#### TASK PROMPT
Return all lines below containing the word "section".

Recorded data:
···
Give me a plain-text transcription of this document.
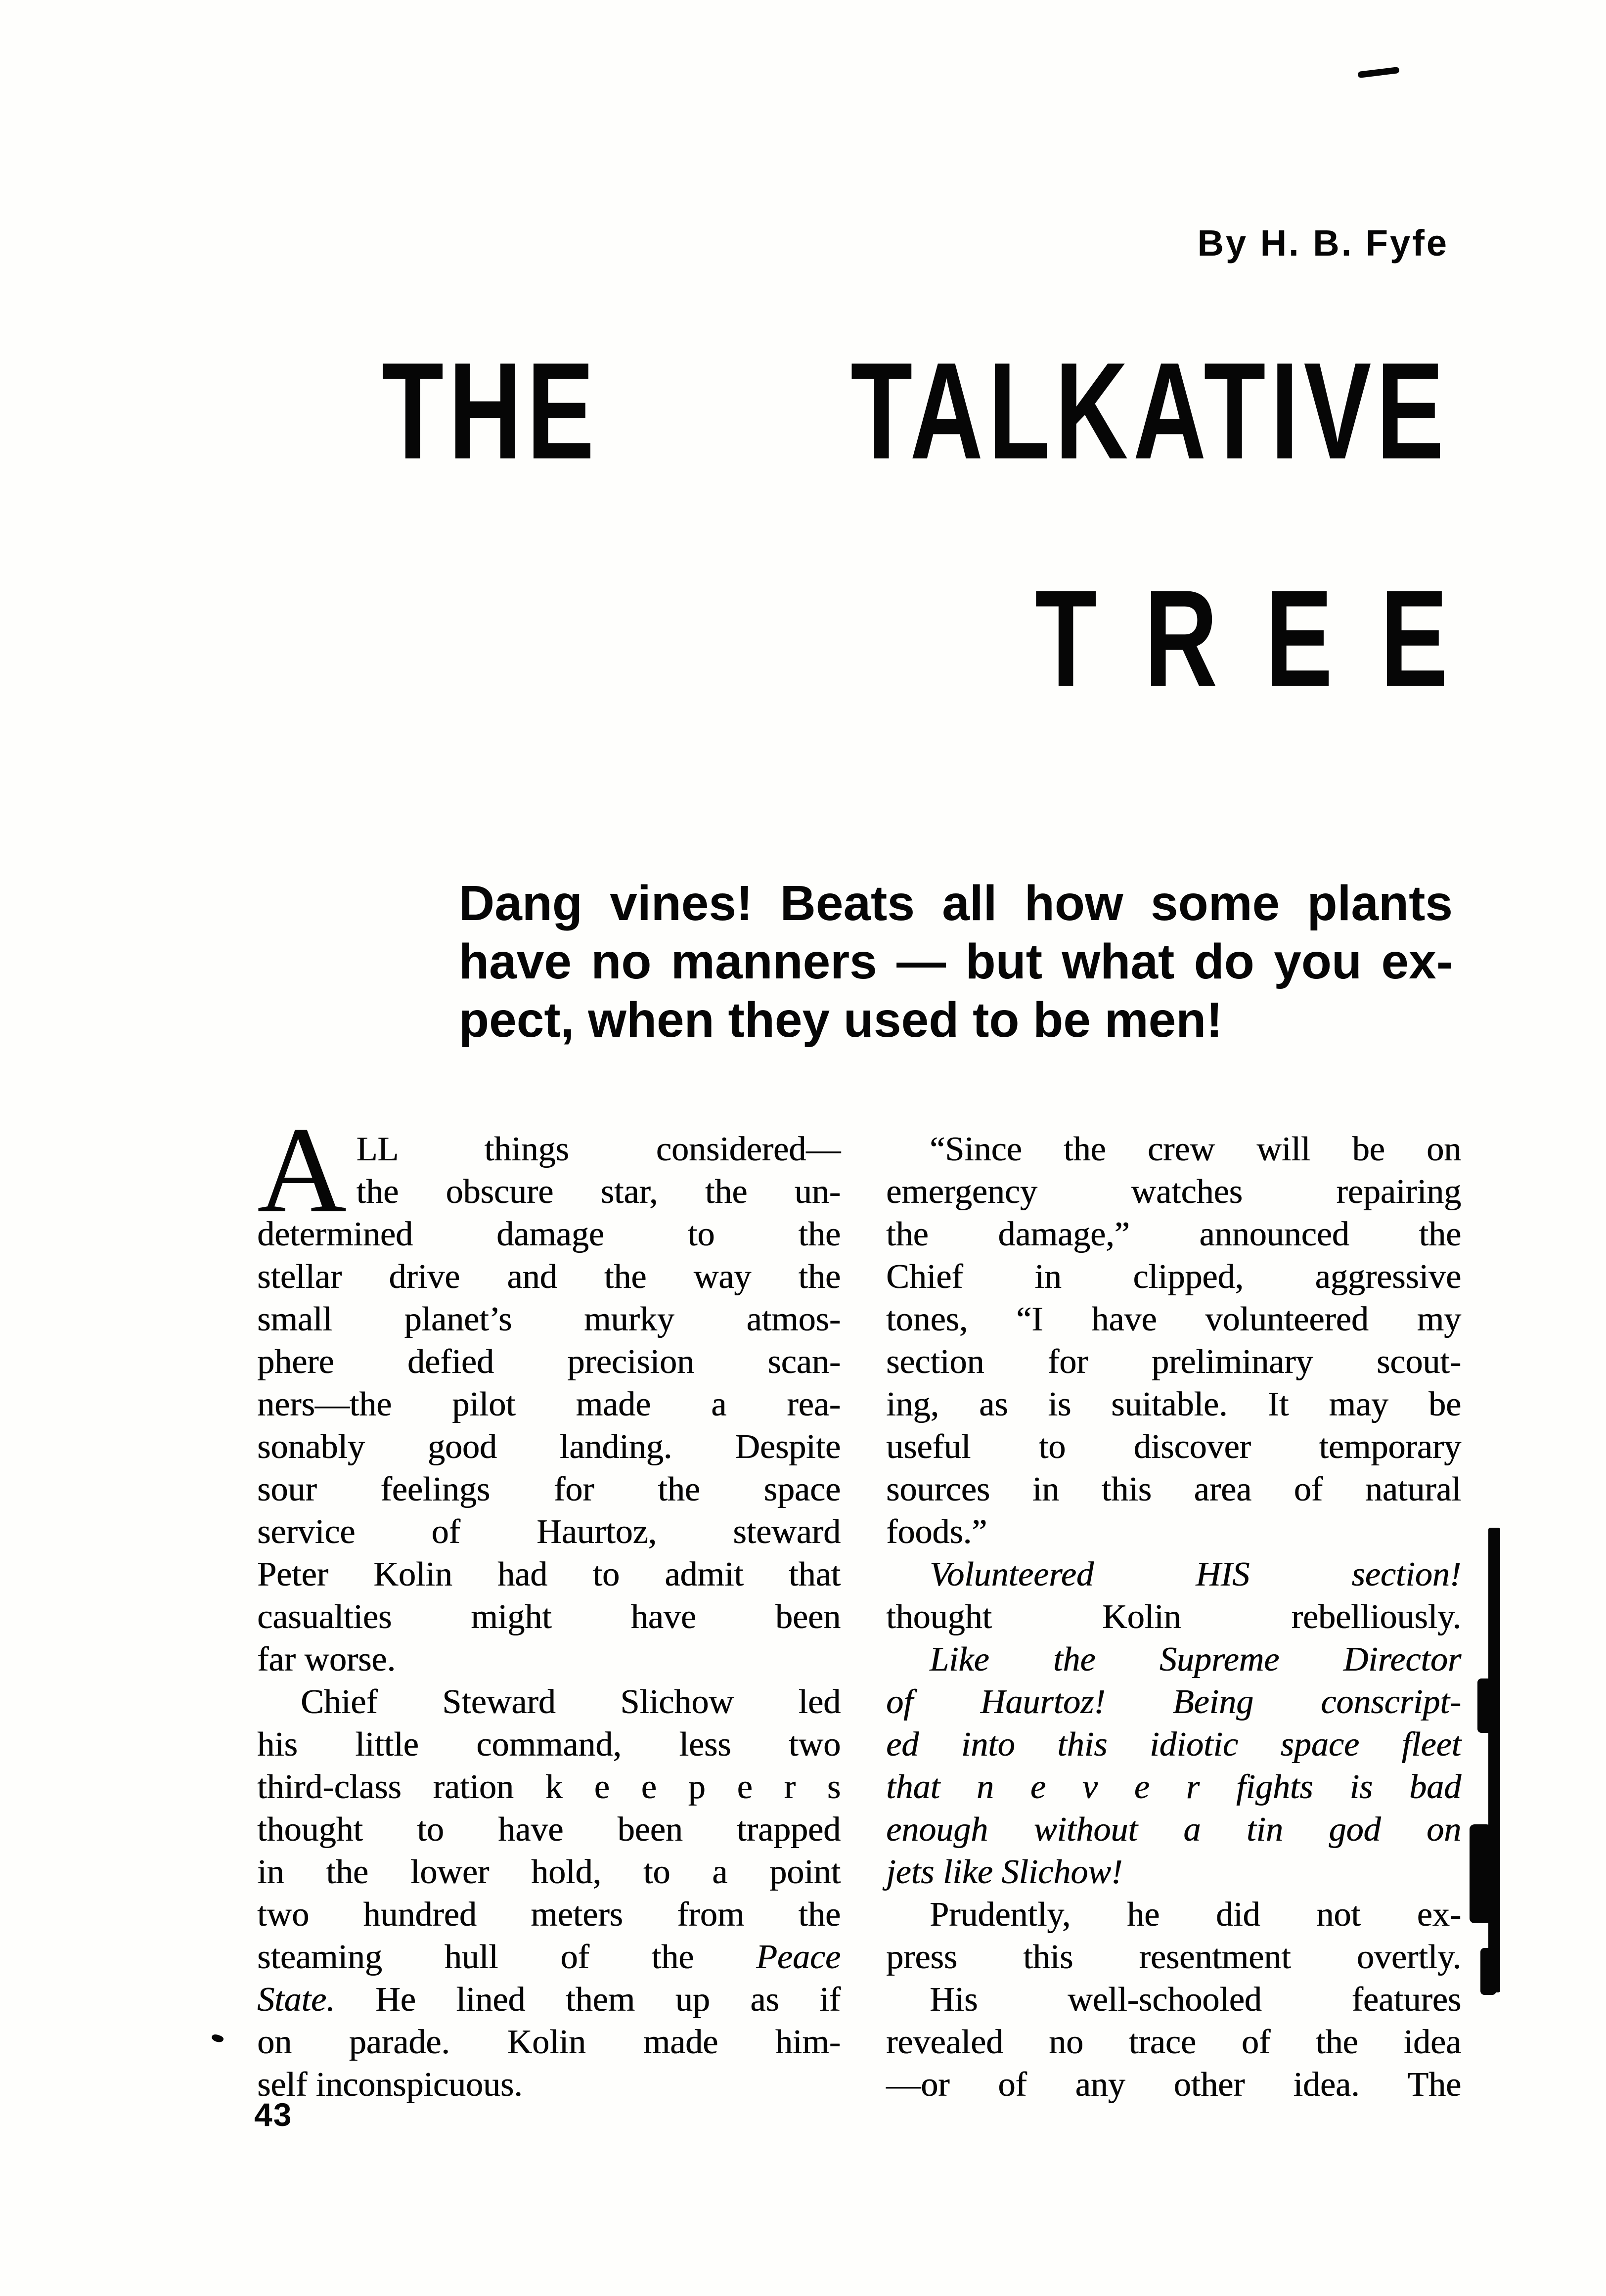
By H. B. Fyfe
THE TALKATIVE
T R E E
Dang vines! Beats all how some plants
have no manners — but what do you ex-
pect, when they used to be men!
A LL things considered—
the obscure star, the un-
determined damage to the
stellar drive and the way the
small planet’s murky atmos-
phere defied precision scan-
ners—the pilot made a rea-
sonably good landing. Despite
sour feelings for the space
service of Haurtoz, steward
Peter Kolin had to admit that
casualties might have been
far worse.
Chief Steward Slichow led
his little command, less two
third-class ration k e e p e r s
thought to have been trapped
in the lower hold, to a point
two hundred meters from the
steaming hull of the Peace
State. He lined them up as if
on parade. Kolin made him-
self inconspicuous.
“Since the crew will be on
emergency watches repairing
the damage,” announced the
Chief in clipped, aggressive
tones, “I have volunteered my
section for preliminary scout-
ing, as is suitable. It may be
useful to discover temporary
sources in this area of natural
foods.”
Volunteered HIS section!
thought Kolin rebelliously.
Like the Supreme Director
of Haurtoz! Being conscript-
ed into this idiotic space fleet
that n e v e r fights is bad
enough without a tin god on
jets like Slichow!
Prudently, he did not ex-
press this resentment overtly.
His well-schooled features
revealed no trace of the idea
—or of any other idea. The
43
···
#### RIGHT ANSWER
section for preliminary scout-
Volunteered HIS section!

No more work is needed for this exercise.